PROBLEM REQUIREMENTS: Scan the lines below for the string "this" and report how many lines contain it, giving only the number.

EXTRACTED INFORMATION:
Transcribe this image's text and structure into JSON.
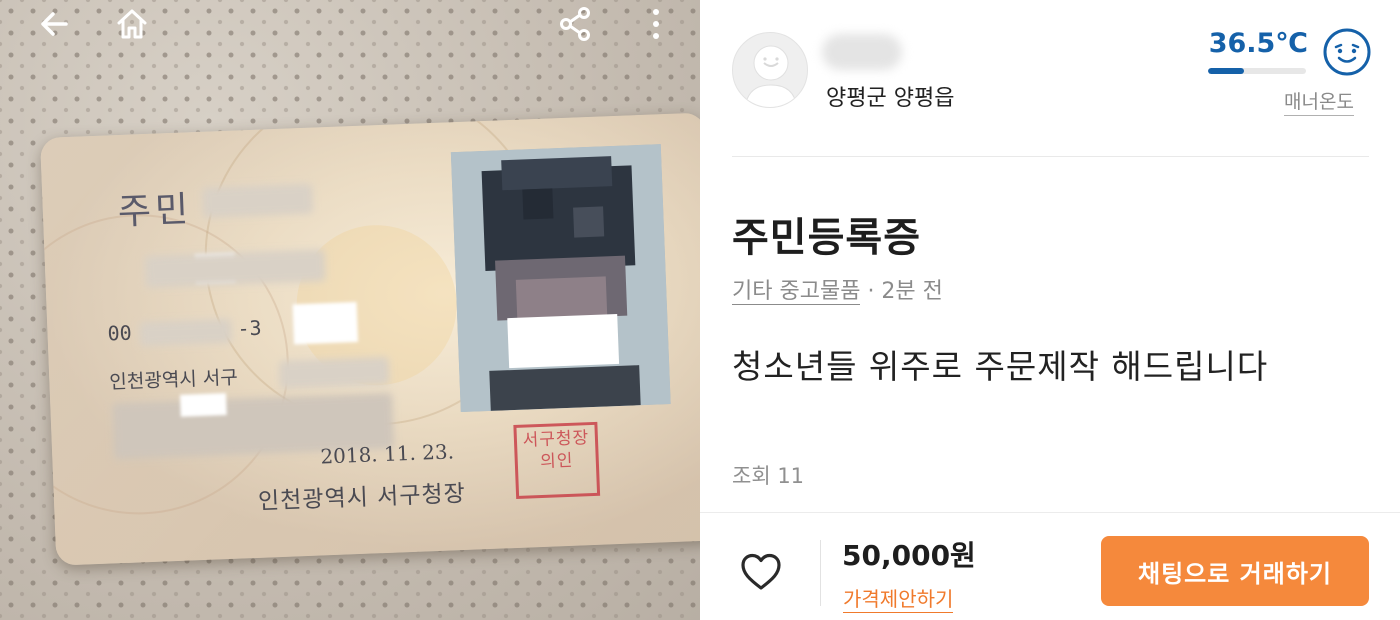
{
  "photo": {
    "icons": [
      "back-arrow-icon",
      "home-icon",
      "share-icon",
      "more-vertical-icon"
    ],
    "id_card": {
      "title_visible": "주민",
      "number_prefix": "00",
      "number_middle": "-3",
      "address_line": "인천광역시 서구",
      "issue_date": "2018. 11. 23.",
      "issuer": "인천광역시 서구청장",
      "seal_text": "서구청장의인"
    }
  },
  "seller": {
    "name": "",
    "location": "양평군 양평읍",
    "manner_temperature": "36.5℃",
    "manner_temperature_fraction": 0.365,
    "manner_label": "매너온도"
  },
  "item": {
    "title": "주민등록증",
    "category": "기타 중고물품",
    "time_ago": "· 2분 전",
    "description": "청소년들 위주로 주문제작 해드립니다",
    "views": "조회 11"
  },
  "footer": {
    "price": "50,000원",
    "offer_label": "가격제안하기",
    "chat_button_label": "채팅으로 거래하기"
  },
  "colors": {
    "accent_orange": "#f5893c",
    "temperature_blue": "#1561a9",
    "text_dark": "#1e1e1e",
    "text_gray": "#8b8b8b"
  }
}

* * *

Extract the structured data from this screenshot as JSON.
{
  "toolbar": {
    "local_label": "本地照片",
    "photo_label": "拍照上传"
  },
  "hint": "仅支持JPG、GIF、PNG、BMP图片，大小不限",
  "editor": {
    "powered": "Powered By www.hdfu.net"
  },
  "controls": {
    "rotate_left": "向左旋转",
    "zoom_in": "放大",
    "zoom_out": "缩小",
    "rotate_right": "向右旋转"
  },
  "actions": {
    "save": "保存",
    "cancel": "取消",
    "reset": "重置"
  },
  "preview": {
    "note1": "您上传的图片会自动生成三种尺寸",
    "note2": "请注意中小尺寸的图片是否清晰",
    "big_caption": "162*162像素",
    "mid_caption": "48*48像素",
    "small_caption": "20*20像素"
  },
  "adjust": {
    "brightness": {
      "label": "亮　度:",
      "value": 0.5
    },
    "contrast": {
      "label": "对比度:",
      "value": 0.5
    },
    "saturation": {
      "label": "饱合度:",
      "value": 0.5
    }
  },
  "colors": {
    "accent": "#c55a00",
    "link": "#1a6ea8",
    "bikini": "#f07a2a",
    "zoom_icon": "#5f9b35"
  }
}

* * *

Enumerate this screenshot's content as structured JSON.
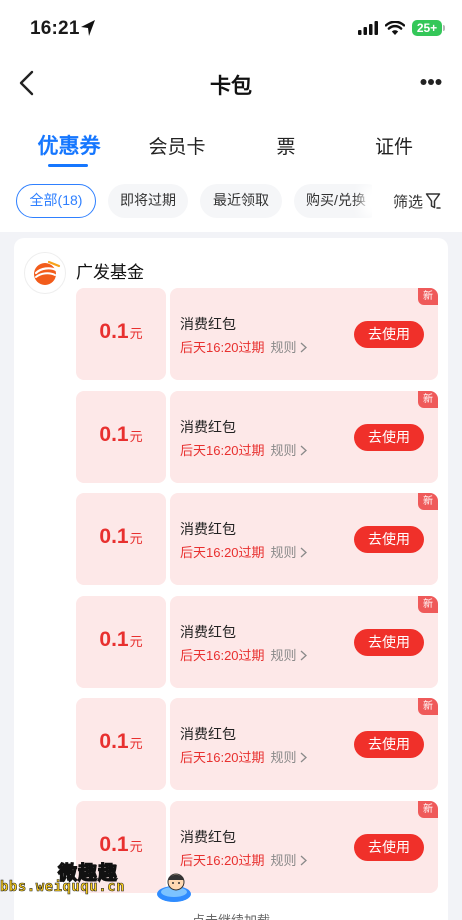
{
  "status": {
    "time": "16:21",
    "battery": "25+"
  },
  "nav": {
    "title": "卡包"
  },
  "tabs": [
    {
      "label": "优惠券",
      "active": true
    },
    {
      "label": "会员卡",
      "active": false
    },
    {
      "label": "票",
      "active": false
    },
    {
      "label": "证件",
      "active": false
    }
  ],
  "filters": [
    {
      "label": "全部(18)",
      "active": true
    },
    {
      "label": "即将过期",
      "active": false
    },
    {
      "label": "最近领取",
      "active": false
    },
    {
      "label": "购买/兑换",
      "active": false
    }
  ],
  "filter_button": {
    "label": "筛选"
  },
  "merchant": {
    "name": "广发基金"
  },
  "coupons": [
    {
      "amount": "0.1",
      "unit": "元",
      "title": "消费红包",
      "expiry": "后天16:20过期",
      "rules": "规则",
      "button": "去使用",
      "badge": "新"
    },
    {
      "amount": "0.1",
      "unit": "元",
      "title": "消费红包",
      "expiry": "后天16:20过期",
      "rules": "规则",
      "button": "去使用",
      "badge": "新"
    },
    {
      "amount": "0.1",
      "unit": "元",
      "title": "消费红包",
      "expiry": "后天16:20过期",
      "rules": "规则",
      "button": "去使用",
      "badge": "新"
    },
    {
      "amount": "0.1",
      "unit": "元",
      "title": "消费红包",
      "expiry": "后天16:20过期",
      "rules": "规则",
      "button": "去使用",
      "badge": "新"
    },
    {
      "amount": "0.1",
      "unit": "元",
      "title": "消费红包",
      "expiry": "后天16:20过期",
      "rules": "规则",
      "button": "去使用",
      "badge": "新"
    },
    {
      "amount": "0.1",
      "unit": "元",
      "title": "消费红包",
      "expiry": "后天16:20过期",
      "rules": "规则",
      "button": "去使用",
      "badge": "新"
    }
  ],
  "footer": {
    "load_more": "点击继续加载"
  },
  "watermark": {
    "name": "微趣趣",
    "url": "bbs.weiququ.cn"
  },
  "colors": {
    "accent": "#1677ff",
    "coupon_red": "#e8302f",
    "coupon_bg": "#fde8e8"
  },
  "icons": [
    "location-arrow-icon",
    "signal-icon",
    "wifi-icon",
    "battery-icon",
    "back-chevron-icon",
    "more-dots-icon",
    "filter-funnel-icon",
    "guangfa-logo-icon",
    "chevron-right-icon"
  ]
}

TASK RESPONSE: 3